- SET PROBLEM -
Extract every line of the material that holds the string "title".
== INPUT RECORDS
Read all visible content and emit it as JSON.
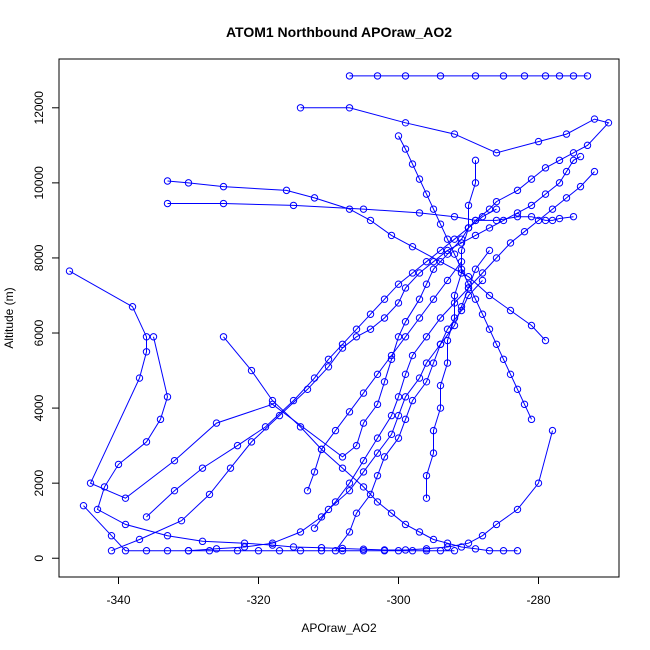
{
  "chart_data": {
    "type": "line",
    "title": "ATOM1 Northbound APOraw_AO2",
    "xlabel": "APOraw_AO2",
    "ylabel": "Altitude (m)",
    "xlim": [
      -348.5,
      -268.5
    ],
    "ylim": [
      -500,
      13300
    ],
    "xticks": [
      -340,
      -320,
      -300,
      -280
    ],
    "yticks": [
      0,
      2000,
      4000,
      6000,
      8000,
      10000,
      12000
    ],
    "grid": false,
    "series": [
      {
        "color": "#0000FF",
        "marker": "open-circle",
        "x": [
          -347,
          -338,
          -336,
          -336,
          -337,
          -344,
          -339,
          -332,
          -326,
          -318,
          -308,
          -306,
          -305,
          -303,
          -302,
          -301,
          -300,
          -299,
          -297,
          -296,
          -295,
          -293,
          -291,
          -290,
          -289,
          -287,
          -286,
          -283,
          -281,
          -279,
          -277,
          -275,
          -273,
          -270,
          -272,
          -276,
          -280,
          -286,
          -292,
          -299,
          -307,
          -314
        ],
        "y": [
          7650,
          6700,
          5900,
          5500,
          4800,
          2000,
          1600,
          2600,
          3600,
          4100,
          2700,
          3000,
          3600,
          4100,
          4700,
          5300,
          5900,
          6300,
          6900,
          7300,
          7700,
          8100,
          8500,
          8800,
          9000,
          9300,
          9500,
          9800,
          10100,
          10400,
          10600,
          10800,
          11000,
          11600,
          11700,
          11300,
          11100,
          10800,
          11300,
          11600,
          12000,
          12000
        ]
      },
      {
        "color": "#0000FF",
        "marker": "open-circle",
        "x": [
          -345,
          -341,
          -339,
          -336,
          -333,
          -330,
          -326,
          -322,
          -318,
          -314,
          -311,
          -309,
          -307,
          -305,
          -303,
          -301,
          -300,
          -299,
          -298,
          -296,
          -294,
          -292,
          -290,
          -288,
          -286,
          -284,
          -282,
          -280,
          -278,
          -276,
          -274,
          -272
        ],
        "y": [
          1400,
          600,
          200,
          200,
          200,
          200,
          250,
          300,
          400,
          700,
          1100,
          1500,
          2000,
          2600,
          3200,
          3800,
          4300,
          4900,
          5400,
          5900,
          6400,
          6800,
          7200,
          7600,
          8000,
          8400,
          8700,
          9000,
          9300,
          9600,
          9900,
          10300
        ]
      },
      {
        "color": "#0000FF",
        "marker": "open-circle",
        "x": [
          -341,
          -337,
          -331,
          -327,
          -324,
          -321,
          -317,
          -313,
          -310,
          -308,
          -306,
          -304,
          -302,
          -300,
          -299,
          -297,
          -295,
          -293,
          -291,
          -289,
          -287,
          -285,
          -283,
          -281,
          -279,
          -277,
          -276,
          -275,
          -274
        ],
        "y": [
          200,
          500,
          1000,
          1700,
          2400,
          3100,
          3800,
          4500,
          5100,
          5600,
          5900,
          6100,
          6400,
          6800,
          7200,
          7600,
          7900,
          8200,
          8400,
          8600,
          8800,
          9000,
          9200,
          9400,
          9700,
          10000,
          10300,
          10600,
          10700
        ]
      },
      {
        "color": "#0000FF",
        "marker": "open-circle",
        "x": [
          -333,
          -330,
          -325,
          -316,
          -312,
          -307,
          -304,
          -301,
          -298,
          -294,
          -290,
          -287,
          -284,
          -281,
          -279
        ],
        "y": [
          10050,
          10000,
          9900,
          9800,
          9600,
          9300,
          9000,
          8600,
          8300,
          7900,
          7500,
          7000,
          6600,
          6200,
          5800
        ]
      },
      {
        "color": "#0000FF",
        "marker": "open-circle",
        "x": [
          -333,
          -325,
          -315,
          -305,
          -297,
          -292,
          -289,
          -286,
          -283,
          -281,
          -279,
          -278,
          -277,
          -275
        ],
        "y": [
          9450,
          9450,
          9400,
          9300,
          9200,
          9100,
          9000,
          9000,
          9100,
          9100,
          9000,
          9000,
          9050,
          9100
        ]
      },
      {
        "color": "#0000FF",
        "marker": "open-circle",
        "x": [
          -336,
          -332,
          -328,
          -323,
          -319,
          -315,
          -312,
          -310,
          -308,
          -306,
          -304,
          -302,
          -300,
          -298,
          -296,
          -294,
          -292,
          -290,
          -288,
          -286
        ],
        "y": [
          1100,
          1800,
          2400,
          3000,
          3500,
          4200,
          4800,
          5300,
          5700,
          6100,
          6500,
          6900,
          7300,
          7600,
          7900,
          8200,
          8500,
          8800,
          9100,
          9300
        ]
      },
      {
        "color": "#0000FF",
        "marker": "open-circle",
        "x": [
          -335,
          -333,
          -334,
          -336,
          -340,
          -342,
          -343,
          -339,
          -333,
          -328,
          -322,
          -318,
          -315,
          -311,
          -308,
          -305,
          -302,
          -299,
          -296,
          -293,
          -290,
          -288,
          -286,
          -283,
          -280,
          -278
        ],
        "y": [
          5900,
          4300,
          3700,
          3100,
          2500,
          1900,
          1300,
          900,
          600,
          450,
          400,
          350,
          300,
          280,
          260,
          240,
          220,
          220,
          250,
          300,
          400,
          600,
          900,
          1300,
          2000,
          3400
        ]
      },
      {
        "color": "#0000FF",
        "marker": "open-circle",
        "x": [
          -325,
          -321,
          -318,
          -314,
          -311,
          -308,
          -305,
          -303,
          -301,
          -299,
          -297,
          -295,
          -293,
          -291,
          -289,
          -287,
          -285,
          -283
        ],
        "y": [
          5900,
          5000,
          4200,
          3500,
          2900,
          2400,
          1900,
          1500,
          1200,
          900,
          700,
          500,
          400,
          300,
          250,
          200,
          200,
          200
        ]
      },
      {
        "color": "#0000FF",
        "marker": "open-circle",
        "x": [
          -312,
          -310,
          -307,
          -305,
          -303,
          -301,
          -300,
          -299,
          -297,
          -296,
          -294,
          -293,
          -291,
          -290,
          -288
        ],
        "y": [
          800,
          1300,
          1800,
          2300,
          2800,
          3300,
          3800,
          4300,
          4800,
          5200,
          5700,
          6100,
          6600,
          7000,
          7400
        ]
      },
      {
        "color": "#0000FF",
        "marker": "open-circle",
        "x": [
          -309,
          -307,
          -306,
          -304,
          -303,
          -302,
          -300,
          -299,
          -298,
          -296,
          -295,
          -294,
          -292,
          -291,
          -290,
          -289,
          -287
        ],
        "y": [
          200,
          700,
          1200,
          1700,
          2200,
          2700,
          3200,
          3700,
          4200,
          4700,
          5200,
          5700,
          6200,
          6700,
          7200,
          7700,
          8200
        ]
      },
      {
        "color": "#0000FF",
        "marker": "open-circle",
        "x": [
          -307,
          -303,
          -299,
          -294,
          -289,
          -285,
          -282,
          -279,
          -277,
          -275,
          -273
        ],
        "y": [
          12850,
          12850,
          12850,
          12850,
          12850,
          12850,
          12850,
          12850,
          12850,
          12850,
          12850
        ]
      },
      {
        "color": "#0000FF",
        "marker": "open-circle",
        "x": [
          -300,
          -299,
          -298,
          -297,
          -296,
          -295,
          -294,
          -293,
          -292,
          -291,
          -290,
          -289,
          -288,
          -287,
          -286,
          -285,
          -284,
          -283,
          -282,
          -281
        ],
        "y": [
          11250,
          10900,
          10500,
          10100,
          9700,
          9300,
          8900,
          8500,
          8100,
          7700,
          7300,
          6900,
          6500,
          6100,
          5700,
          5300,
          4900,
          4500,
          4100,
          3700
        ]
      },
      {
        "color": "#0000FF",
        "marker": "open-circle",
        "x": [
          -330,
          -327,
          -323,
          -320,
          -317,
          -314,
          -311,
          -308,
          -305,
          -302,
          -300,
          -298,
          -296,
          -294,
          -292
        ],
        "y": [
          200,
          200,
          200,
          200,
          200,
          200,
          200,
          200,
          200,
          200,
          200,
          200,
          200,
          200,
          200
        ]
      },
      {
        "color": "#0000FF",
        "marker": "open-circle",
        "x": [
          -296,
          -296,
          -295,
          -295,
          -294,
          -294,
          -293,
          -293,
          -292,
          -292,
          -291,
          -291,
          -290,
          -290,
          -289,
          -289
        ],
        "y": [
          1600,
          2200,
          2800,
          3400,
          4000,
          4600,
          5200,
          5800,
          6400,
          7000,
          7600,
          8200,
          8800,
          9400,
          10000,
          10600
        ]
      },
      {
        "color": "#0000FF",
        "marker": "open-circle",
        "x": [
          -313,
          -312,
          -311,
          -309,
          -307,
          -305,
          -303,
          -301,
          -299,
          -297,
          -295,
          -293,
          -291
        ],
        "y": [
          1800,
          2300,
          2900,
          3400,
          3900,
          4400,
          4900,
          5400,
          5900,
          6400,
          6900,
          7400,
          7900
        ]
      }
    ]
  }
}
====
== INPUT RECORDS
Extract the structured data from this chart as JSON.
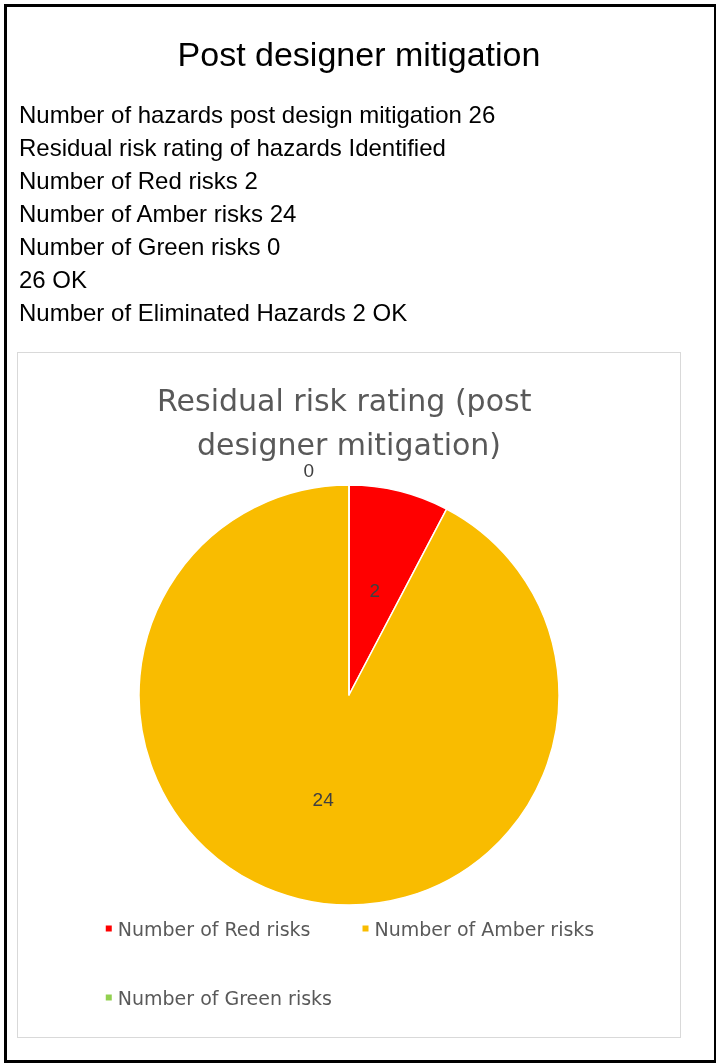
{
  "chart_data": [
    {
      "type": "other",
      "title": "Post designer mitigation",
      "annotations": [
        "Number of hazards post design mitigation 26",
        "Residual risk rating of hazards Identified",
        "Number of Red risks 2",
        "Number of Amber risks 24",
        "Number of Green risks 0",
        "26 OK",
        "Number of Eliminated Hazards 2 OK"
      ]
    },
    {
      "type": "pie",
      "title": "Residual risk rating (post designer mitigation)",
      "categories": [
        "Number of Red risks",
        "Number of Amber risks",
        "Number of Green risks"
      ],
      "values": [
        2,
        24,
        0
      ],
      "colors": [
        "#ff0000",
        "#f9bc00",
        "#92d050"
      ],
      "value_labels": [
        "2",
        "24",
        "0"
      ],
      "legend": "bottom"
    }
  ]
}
====
- SOLUTION BELOW -
    "title": "ATOM1 Northbound APOraw_AO2",
      "title": "Post designer mitigation",
      "title": "Residual risk rating (post designer mitigation)",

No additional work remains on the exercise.